## Data for this exercise

━━━━

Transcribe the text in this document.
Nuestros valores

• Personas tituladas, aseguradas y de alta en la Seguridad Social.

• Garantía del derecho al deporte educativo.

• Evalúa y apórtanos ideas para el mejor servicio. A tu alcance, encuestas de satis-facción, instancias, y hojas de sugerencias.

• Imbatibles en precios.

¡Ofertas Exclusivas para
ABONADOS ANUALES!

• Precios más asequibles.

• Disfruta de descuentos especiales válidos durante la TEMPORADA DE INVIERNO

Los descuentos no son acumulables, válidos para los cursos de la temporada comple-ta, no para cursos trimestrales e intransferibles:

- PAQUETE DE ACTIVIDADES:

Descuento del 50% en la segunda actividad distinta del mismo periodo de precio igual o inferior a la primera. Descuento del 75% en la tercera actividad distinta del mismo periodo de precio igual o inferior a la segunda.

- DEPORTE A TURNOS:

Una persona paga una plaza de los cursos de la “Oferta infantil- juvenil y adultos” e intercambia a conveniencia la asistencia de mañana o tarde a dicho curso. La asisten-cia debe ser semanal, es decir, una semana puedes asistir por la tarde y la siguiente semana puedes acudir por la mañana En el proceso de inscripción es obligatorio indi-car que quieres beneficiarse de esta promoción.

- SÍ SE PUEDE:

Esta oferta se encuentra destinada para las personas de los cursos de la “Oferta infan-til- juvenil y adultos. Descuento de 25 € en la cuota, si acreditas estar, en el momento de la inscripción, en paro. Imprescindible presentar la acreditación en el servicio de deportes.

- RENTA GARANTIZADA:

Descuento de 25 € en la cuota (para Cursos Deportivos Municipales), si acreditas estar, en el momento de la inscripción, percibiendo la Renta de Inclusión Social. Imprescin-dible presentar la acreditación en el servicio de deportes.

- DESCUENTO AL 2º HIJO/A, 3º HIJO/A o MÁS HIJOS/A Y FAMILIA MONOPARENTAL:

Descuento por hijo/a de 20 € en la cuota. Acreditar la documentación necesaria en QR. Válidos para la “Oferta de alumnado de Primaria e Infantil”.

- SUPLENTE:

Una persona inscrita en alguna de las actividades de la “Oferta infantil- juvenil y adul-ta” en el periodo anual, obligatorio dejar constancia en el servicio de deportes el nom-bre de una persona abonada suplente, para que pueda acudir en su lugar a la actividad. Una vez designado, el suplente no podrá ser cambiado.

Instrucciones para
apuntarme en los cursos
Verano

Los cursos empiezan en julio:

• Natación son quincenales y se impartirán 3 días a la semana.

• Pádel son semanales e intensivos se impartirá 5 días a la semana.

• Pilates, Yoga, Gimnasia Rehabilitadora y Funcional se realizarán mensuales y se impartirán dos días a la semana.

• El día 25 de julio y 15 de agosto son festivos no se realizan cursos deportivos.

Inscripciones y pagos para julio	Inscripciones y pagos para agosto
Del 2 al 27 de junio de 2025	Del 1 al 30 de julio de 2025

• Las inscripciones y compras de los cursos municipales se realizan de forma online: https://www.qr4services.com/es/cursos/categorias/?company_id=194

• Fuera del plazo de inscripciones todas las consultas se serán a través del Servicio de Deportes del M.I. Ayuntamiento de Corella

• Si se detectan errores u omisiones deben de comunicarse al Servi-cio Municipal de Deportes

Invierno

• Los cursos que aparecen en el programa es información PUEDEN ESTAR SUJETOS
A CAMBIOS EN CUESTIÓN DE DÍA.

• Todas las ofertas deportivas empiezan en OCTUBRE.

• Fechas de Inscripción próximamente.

━━━━

## What you need to do
Each line of the material above must be retyped precisely.

## Exercise answer
Transcribe the text in this document.
Nuestros valores

• Personas tituladas, aseguradas y de alta en la Seguridad Social.

• Garantía del derecho al deporte educativo.

• Evalúa y apórtanos ideas para el mejor servicio. A tu alcance, encuestas de satis-facción, instancias, y hojas de sugerencias.

• Imbatibles en precios.

¡Ofertas Exclusivas para
ABONADOS ANUALES!

• Precios más asequibles.

• Disfruta de descuentos especiales válidos durante la TEMPORADA DE INVIERNO

Los descuentos no son acumulables, válidos para los cursos de la temporada comple-ta, no para cursos trimestrales e intransferibles:

- PAQUETE DE ACTIVIDADES:

Descuento del 50% en la segunda actividad distinta del mismo periodo de precio igual o inferior a la primera. Descuento del 75% en la tercera actividad distinta del mismo periodo de precio igual o inferior a la segunda.

- DEPORTE A TURNOS:

Una persona paga una plaza de los cursos de la “Oferta infantil- juvenil y adultos” e intercambia a conveniencia la asistencia de mañana o tarde a dicho curso. La asisten-cia debe ser semanal, es decir, una semana puedes asistir por la tarde y la siguiente semana puedes acudir por la mañana En el proceso de inscripción es obligatorio indi-car que quieres beneficiarse de esta promoción.

- SÍ SE PUEDE:

Esta oferta se encuentra destinada para las personas de los cursos de la “Oferta infan-til- juvenil y adultos. Descuento de 25 € en la cuota, si acreditas estar, en el momento de la inscripción, en paro. Imprescindible presentar la acreditación en el servicio de deportes.

- RENTA GARANTIZADA:

Descuento de 25 € en la cuota (para Cursos Deportivos Municipales), si acreditas estar, en el momento de la inscripción, percibiendo la Renta de Inclusión Social. Imprescin-dible presentar la acreditación en el servicio de deportes.

- DESCUENTO AL 2º HIJO/A, 3º HIJO/A o MÁS HIJOS/A Y FAMILIA MONOPARENTAL:

Descuento por hijo/a de 20 € en la cuota. Acreditar la documentación necesaria en QR. Válidos para la “Oferta de alumnado de Primaria e Infantil”.

- SUPLENTE:

Una persona inscrita en alguna de las actividades de la “Oferta infantil- juvenil y adul-ta” en el periodo anual, obligatorio dejar constancia en el servicio de deportes el nom-bre de una persona abonada suplente, para que pueda acudir en su lugar a la actividad. Una vez designado, el suplente no podrá ser cambiado.

Instrucciones para
apuntarme en los cursos
Verano

Los cursos empiezan en julio:

• Natación son quincenales y se impartirán 3 días a la semana.

• Pádel son semanales e intensivos se impartirá 5 días a la semana.

• Pilates, Yoga, Gimnasia Rehabilitadora y Funcional se realizarán mensuales y se impartirán dos días a la semana.

• El día 25 de julio y 15 de agosto son festivos no se realizan cursos deportivos.

Inscripciones y pagos para julio	Inscripciones y pagos para agosto
Del 2 al 27 de junio de 2025	Del 1 al 30 de julio de 2025

• Las inscripciones y compras de los cursos municipales se realizan de forma online: https://www.qr4services.com/es/cursos/categorias/?company_id=194

• Fuera del plazo de inscripciones todas las consultas se serán a través del Servicio de Deportes del M.I. Ayuntamiento de Corella

• Si se detectan errores u omisiones deben de comunicarse al Servi-cio Municipal de Deportes

Invierno

• Los cursos que aparecen en el programa es información PUEDEN ESTAR SUJETOS
A CAMBIOS EN CUESTIÓN DE DÍA.

• Todas las ofertas deportivas empiezan en OCTUBRE.

• Fechas de Inscripción próximamente.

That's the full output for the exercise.